* BEGIN RECORDS *

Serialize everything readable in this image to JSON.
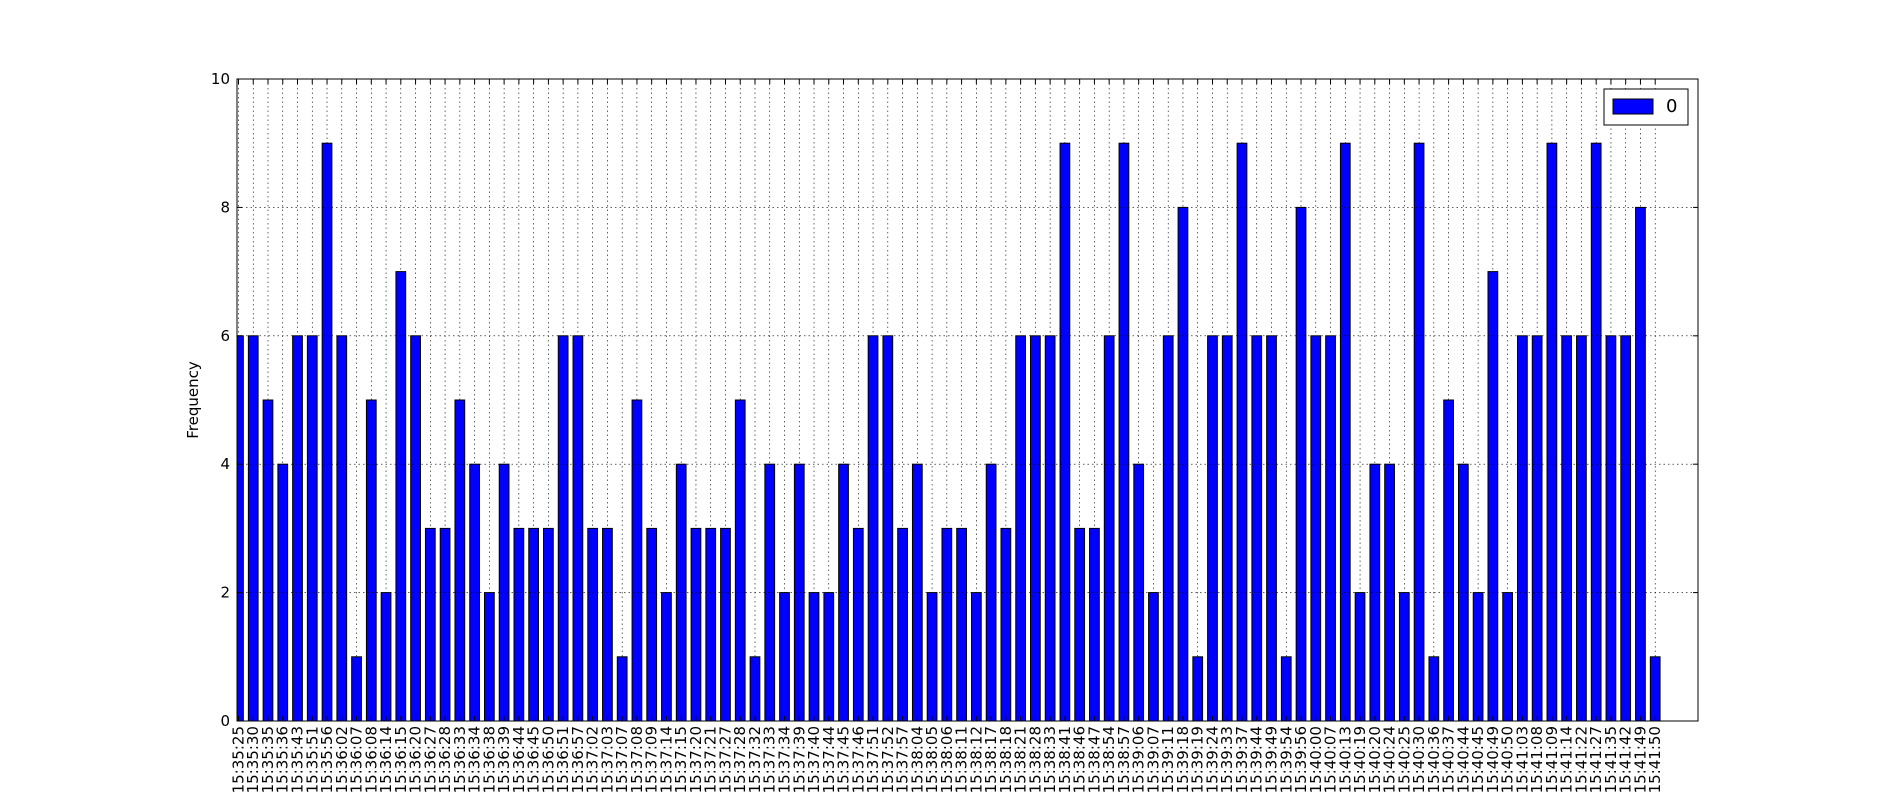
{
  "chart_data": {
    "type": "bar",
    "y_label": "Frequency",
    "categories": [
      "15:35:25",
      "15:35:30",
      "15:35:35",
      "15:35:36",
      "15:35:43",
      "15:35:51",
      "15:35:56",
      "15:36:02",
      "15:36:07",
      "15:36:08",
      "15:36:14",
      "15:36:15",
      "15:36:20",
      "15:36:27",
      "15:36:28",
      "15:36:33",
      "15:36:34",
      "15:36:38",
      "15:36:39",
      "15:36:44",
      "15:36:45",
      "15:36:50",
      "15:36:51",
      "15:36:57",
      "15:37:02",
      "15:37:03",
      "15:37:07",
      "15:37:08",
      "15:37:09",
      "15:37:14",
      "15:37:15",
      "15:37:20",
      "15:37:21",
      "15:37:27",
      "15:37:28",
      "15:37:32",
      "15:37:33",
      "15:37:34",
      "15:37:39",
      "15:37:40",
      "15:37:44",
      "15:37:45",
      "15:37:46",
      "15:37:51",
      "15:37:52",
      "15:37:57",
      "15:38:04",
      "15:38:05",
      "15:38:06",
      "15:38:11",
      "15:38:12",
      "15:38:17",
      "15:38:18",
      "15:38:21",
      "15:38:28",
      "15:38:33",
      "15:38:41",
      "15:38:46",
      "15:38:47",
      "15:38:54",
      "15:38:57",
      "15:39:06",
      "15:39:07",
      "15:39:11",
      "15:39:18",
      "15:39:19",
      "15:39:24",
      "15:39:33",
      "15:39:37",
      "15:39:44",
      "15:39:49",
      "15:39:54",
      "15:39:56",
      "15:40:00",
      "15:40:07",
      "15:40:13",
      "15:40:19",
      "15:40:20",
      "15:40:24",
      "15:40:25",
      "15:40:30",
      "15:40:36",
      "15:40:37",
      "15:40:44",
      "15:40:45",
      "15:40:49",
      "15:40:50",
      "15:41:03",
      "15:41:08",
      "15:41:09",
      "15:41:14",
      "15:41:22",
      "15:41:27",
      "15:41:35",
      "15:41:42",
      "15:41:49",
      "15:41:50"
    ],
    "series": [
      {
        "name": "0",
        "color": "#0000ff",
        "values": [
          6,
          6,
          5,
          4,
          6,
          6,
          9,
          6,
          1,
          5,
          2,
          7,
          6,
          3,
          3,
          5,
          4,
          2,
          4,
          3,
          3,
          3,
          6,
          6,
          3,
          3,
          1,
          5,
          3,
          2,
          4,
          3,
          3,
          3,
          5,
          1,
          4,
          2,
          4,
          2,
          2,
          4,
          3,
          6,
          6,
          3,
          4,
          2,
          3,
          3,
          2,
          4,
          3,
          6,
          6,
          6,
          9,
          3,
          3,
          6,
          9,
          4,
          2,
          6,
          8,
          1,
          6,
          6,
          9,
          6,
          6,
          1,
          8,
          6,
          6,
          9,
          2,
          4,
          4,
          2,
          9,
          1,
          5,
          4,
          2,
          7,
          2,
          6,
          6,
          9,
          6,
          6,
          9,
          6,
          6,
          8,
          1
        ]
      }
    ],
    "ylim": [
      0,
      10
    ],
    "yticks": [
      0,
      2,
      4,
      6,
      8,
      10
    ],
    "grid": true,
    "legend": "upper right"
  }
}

* END RECORDS *

## YOUR TASK
Without the pictures, return the entries exactly as they appear.

## RIGHT ANSWER
Serialize everything readable in this image to JSON.
{
  "chart_data": {
    "type": "bar",
    "y_label": "Frequency",
    "categories": [
      "15:35:25",
      "15:35:30",
      "15:35:35",
      "15:35:36",
      "15:35:43",
      "15:35:51",
      "15:35:56",
      "15:36:02",
      "15:36:07",
      "15:36:08",
      "15:36:14",
      "15:36:15",
      "15:36:20",
      "15:36:27",
      "15:36:28",
      "15:36:33",
      "15:36:34",
      "15:36:38",
      "15:36:39",
      "15:36:44",
      "15:36:45",
      "15:36:50",
      "15:36:51",
      "15:36:57",
      "15:37:02",
      "15:37:03",
      "15:37:07",
      "15:37:08",
      "15:37:09",
      "15:37:14",
      "15:37:15",
      "15:37:20",
      "15:37:21",
      "15:37:27",
      "15:37:28",
      "15:37:32",
      "15:37:33",
      "15:37:34",
      "15:37:39",
      "15:37:40",
      "15:37:44",
      "15:37:45",
      "15:37:46",
      "15:37:51",
      "15:37:52",
      "15:37:57",
      "15:38:04",
      "15:38:05",
      "15:38:06",
      "15:38:11",
      "15:38:12",
      "15:38:17",
      "15:38:18",
      "15:38:21",
      "15:38:28",
      "15:38:33",
      "15:38:41",
      "15:38:46",
      "15:38:47",
      "15:38:54",
      "15:38:57",
      "15:39:06",
      "15:39:07",
      "15:39:11",
      "15:39:18",
      "15:39:19",
      "15:39:24",
      "15:39:33",
      "15:39:37",
      "15:39:44",
      "15:39:49",
      "15:39:54",
      "15:39:56",
      "15:40:00",
      "15:40:07",
      "15:40:13",
      "15:40:19",
      "15:40:20",
      "15:40:24",
      "15:40:25",
      "15:40:30",
      "15:40:36",
      "15:40:37",
      "15:40:44",
      "15:40:45",
      "15:40:49",
      "15:40:50",
      "15:41:03",
      "15:41:08",
      "15:41:09",
      "15:41:14",
      "15:41:22",
      "15:41:27",
      "15:41:35",
      "15:41:42",
      "15:41:49",
      "15:41:50"
    ],
    "series": [
      {
        "name": "0",
        "color": "#0000ff",
        "values": [
          6,
          6,
          5,
          4,
          6,
          6,
          9,
          6,
          1,
          5,
          2,
          7,
          6,
          3,
          3,
          5,
          4,
          2,
          4,
          3,
          3,
          3,
          6,
          6,
          3,
          3,
          1,
          5,
          3,
          2,
          4,
          3,
          3,
          3,
          5,
          1,
          4,
          2,
          4,
          2,
          2,
          4,
          3,
          6,
          6,
          3,
          4,
          2,
          3,
          3,
          2,
          4,
          3,
          6,
          6,
          6,
          9,
          3,
          3,
          6,
          9,
          4,
          2,
          6,
          8,
          1,
          6,
          6,
          9,
          6,
          6,
          1,
          8,
          6,
          6,
          9,
          2,
          4,
          4,
          2,
          9,
          1,
          5,
          4,
          2,
          7,
          2,
          6,
          6,
          9,
          6,
          6,
          9,
          6,
          6,
          8,
          1
        ]
      }
    ],
    "ylim": [
      0,
      10
    ],
    "yticks": [
      0,
      2,
      4,
      6,
      8,
      10
    ],
    "grid": true,
    "legend": "upper right"
  }
}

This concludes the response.